# [Work instructions]
Print out each entry below exactly, please.

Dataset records
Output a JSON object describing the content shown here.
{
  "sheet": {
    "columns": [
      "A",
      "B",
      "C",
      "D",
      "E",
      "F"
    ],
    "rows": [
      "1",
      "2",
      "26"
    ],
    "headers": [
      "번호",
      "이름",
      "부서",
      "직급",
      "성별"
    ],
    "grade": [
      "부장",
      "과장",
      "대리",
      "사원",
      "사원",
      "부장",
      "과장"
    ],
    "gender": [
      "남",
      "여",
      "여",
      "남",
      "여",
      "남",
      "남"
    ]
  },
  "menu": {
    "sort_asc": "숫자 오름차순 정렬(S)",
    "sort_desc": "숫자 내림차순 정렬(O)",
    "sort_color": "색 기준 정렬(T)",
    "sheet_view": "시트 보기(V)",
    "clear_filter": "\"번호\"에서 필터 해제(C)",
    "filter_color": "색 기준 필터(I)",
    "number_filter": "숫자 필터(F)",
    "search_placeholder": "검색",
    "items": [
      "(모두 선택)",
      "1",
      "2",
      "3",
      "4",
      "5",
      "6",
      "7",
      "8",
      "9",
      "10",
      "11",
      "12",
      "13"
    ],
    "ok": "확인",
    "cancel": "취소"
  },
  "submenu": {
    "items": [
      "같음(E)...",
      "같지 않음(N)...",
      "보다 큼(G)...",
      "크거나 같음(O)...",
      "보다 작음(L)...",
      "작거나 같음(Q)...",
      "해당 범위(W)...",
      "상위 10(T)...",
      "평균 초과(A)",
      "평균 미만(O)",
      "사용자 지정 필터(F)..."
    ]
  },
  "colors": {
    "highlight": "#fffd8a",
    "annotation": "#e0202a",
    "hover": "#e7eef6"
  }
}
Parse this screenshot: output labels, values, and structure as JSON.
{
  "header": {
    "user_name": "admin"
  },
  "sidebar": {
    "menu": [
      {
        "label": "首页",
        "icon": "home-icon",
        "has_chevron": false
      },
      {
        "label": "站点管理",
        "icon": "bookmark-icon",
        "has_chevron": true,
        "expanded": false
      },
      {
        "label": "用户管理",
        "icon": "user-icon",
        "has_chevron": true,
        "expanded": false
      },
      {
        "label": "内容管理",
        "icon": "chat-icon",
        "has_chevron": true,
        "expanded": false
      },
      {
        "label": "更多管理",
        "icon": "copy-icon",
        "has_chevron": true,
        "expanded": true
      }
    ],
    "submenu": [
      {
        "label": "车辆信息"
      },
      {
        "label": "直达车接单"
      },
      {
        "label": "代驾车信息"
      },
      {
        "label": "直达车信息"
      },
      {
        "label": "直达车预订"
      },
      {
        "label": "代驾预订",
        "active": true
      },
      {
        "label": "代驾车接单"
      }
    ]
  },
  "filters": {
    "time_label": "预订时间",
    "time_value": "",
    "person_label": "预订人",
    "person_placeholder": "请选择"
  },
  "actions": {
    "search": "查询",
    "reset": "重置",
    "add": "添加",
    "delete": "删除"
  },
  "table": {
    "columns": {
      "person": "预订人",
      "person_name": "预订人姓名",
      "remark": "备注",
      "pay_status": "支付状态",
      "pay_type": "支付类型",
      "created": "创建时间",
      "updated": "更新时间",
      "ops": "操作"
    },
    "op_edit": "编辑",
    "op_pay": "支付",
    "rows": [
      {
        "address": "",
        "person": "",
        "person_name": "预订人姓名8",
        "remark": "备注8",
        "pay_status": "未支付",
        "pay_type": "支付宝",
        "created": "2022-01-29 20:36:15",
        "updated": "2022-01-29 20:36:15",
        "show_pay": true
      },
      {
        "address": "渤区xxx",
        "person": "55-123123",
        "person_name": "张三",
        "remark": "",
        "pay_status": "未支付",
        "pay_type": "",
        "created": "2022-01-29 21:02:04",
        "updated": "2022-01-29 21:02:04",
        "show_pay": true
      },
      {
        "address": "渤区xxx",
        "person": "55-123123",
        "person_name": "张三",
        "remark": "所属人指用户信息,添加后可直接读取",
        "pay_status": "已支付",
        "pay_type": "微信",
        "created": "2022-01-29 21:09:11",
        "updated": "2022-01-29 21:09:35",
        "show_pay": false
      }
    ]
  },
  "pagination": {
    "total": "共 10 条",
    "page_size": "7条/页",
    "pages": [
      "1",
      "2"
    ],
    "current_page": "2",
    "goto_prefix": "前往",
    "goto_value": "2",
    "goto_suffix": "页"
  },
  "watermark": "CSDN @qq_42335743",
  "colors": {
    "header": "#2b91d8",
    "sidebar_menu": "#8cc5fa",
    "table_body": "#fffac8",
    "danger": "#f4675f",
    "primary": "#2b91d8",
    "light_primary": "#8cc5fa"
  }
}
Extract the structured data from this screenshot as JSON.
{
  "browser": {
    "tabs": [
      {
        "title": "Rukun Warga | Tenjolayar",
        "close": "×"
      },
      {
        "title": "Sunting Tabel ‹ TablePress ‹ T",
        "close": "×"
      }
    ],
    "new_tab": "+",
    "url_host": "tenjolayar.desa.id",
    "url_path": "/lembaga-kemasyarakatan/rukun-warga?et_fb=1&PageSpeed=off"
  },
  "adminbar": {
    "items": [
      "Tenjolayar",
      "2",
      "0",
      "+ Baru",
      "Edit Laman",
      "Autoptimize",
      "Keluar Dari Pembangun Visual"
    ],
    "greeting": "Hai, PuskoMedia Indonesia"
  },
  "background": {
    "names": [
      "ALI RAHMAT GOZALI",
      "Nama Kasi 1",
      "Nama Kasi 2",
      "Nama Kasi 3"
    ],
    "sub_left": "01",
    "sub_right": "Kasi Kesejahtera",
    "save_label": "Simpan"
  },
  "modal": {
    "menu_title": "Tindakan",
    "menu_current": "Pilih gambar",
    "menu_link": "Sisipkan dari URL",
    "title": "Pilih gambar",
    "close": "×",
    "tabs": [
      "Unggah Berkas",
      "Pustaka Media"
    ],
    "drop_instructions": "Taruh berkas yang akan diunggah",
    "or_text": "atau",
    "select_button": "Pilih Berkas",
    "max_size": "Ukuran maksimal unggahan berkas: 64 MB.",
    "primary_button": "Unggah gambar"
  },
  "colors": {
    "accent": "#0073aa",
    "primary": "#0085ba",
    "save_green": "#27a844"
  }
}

# [Solution to this problem]
Output a JSON object describing the content shown here.
{
  "sheet": {
    "columns": [
      "A",
      "B",
      "C",
      "D",
      "E",
      "F"
    ],
    "rows": [
      "1",
      "2",
      "26"
    ],
    "headers": [
      "번호",
      "이름",
      "부서",
      "직급",
      "성별"
    ],
    "grade": [
      "부장",
      "과장",
      "대리",
      "사원",
      "사원",
      "부장",
      "과장"
    ],
    "gender": [
      "남",
      "여",
      "여",
      "남",
      "여",
      "남",
      "남"
    ]
  },
  "menu": {
    "sort_asc": "숫자 오름차순 정렬(S)",
    "sort_desc": "숫자 내림차순 정렬(O)",
    "sort_color": "색 기준 정렬(T)",
    "sheet_view": "시트 보기(V)",
    "clear_filter": "\"번호\"에서 필터 해제(C)",
    "filter_color": "색 기준 필터(I)",
    "number_filter": "숫자 필터(F)",
    "search_placeholder": "검색",
    "items": [
      "(모두 선택)",
      "1",
      "2",
      "3",
      "4",
      "5",
      "6",
      "7",
      "8",
      "9",
      "10",
      "11",
      "12",
      "13"
    ],
    "ok": "확인",
    "cancel": "취소"
  },
  "submenu": {
    "items": [
      "같음(E)...",
      "같지 않음(N)...",
      "보다 큼(G)...",
      "크거나 같음(O)...",
      "보다 작음(L)...",
      "작거나 같음(Q)...",
      "해당 범위(W)...",
      "상위 10(T)...",
      "평균 초과(A)",
      "평균 미만(O)",
      "사용자 지정 필터(F)..."
    ]
  },
  "colors": {
    "highlight": "#fffd8a",
    "annotation": "#e0202a",
    "hover": "#e7eef6"
  }
}
Parse this screenshot: output labels, values, and structure as JSON.
{
  "header": {
    "user_name": "admin"
  },
  "sidebar": {
    "menu": [
      {
        "label": "首页",
        "icon": "home-icon",
        "has_chevron": false
      },
      {
        "label": "站点管理",
        "icon": "bookmark-icon",
        "has_chevron": true,
        "expanded": false
      },
      {
        "label": "用户管理",
        "icon": "user-icon",
        "has_chevron": true,
        "expanded": false
      },
      {
        "label": "内容管理",
        "icon": "chat-icon",
        "has_chevron": true,
        "expanded": false
      },
      {
        "label": "更多管理",
        "icon": "copy-icon",
        "has_chevron": true,
        "expanded": true
      }
    ],
    "submenu": [
      {
        "label": "车辆信息"
      },
      {
        "label": "直达车接单"
      },
      {
        "label": "代驾车信息"
      },
      {
        "label": "直达车信息"
      },
      {
        "label": "直达车预订"
      },
      {
        "label": "代驾预订",
        "active": true
      },
      {
        "label": "代驾车接单"
      }
    ]
  },
  "filters": {
    "time_label": "预订时间",
    "time_value": "",
    "person_label": "预订人",
    "person_placeholder": "请选择"
  },
  "actions": {
    "search": "查询",
    "reset": "重置",
    "add": "添加",
    "delete": "删除"
  },
  "table": {
    "columns": {
      "person": "预订人",
      "person_name": "预订人姓名",
      "remark": "备注",
      "pay_status": "支付状态",
      "pay_type": "支付类型",
      "created": "创建时间",
      "updated": "更新时间",
      "ops": "操作"
    },
    "op_edit": "编辑",
    "op_pay": "支付",
    "rows": [
      {
        "address": "",
        "person": "",
        "person_name": "预订人姓名8",
        "remark": "备注8",
        "pay_status": "未支付",
        "pay_type": "支付宝",
        "created": "2022-01-29 20:36:15",
        "updated": "2022-01-29 20:36:15",
        "show_pay": true
      },
      {
        "address": "渤区xxx",
        "person": "55-123123",
        "person_name": "张三",
        "remark": "",
        "pay_status": "未支付",
        "pay_type": "",
        "created": "2022-01-29 21:02:04",
        "updated": "2022-01-29 21:02:04",
        "show_pay": true
      },
      {
        "address": "渤区xxx",
        "person": "55-123123",
        "person_name": "张三",
        "remark": "所属人指用户信息,添加后可直接读取",
        "pay_status": "已支付",
        "pay_type": "微信",
        "created": "2022-01-29 21:09:11",
        "updated": "2022-01-29 21:09:35",
        "show_pay": false
      }
    ]
  },
  "pagination": {
    "total": "共 10 条",
    "page_size": "7条/页",
    "pages": [
      "1",
      "2"
    ],
    "current_page": "2",
    "goto_prefix": "前往",
    "goto_value": "2",
    "goto_suffix": "页"
  },
  "watermark": "CSDN @qq_42335743",
  "colors": {
    "header": "#2b91d8",
    "sidebar_menu": "#8cc5fa",
    "table_body": "#fffac8",
    "danger": "#f4675f",
    "primary": "#2b91d8",
    "light_primary": "#8cc5fa"
  }
}
Extract the structured data from this screenshot as JSON.
{
  "browser": {
    "tabs": [
      {
        "title": "Rukun Warga | Tenjolayar",
        "close": "×"
      },
      {
        "title": "Sunting Tabel ‹ TablePress ‹ T",
        "close": "×"
      }
    ],
    "new_tab": "+",
    "url_host": "tenjolayar.desa.id",
    "url_path": "/lembaga-kemasyarakatan/rukun-warga?et_fb=1&PageSpeed=off"
  },
  "adminbar": {
    "items": [
      "Tenjolayar",
      "2",
      "0",
      "+ Baru",
      "Edit Laman",
      "Autoptimize",
      "Keluar Dari Pembangun Visual"
    ],
    "greeting": "Hai, PuskoMedia Indonesia"
  },
  "background": {
    "names": [
      "ALI RAHMAT GOZALI",
      "Nama Kasi 1",
      "Nama Kasi 2",
      "Nama Kasi 3"
    ],
    "sub_left": "01",
    "sub_right": "Kasi Kesejahtera",
    "save_label": "Simpan"
  },
  "modal": {
    "menu_title": "Tindakan",
    "menu_current": "Pilih gambar",
    "menu_link": "Sisipkan dari URL",
    "title": "Pilih gambar",
    "close": "×",
    "tabs": [
      "Unggah Berkas",
      "Pustaka Media"
    ],
    "drop_instructions": "Taruh berkas yang akan diunggah",
    "or_text": "atau",
    "select_button": "Pilih Berkas",
    "max_size": "Ukuran maksimal unggahan berkas: 64 MB.",
    "primary_button": "Unggah gambar"
  },
  "colors": {
    "accent": "#0073aa",
    "primary": "#0085ba",
    "save_green": "#27a844"
  }
}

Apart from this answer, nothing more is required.